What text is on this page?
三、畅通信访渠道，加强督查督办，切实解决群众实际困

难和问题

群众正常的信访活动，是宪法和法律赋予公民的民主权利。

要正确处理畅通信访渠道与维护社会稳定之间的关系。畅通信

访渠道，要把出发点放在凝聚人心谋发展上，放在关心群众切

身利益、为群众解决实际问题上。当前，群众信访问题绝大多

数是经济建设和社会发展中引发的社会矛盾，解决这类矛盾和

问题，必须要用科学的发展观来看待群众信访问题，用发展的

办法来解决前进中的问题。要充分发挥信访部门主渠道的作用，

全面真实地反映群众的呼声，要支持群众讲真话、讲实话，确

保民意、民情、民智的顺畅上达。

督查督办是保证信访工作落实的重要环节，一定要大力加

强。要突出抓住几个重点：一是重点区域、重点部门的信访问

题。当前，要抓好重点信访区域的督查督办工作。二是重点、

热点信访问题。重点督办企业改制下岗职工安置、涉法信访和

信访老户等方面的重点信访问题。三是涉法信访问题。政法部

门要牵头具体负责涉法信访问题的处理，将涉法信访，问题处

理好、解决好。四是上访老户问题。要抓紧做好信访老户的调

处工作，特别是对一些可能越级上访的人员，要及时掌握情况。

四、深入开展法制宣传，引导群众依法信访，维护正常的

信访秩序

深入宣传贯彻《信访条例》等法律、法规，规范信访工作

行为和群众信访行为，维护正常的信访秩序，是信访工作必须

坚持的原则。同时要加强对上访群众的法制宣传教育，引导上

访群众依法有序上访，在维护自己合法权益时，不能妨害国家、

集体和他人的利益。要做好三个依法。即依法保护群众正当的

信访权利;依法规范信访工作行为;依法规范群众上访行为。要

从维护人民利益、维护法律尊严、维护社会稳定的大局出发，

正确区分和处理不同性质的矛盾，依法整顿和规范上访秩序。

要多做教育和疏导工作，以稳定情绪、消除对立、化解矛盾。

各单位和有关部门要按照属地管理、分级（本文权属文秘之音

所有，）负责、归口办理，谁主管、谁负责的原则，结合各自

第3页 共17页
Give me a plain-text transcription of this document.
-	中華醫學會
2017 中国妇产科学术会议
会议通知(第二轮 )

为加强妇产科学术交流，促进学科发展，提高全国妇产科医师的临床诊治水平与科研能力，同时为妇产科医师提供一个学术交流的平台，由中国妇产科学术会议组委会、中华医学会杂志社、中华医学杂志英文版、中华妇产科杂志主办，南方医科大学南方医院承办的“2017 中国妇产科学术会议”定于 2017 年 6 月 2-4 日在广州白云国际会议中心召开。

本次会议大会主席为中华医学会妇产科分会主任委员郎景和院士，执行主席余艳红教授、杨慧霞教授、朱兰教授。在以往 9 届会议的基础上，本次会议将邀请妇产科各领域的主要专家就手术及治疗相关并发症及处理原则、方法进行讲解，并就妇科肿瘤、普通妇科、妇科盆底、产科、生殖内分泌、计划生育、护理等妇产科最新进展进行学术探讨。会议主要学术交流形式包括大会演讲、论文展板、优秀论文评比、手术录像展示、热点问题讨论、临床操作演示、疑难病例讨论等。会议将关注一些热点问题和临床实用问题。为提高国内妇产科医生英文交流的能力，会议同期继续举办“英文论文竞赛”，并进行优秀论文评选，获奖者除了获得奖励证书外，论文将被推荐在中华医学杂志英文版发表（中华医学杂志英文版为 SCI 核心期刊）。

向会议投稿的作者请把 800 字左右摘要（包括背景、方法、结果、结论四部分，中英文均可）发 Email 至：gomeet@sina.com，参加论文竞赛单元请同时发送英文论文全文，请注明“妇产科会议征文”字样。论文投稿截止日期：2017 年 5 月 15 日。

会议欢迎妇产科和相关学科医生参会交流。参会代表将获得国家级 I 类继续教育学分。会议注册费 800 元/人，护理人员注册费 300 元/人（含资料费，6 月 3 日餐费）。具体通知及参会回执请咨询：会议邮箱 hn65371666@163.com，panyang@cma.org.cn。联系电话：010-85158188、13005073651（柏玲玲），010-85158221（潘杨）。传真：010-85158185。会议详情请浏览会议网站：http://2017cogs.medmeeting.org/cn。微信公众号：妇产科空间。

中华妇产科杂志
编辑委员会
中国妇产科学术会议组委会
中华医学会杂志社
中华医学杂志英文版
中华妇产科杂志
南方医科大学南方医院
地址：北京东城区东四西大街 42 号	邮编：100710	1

☆ ☆ ☆ ☆

:: What you should do ::
Give every line of the material that includes the string "中华医学会杂志社".

:: Written answer ::
为加强妇产科学术交流，促进学科发展，提高全国妇产科医师的临床诊治水平与科研能力，同时为妇产科医师提供一个学术交流的平台，由中国妇产科学术会议组委会、中华医学会杂志社、中华医学杂志英文版、中华妇产科杂志主办，南方医科大学南方医院承办的“2017 中国妇产科学术会议”定于 2017 年 6 月 2-4 日在广州白云国际会议中心召开。
中华医学会杂志社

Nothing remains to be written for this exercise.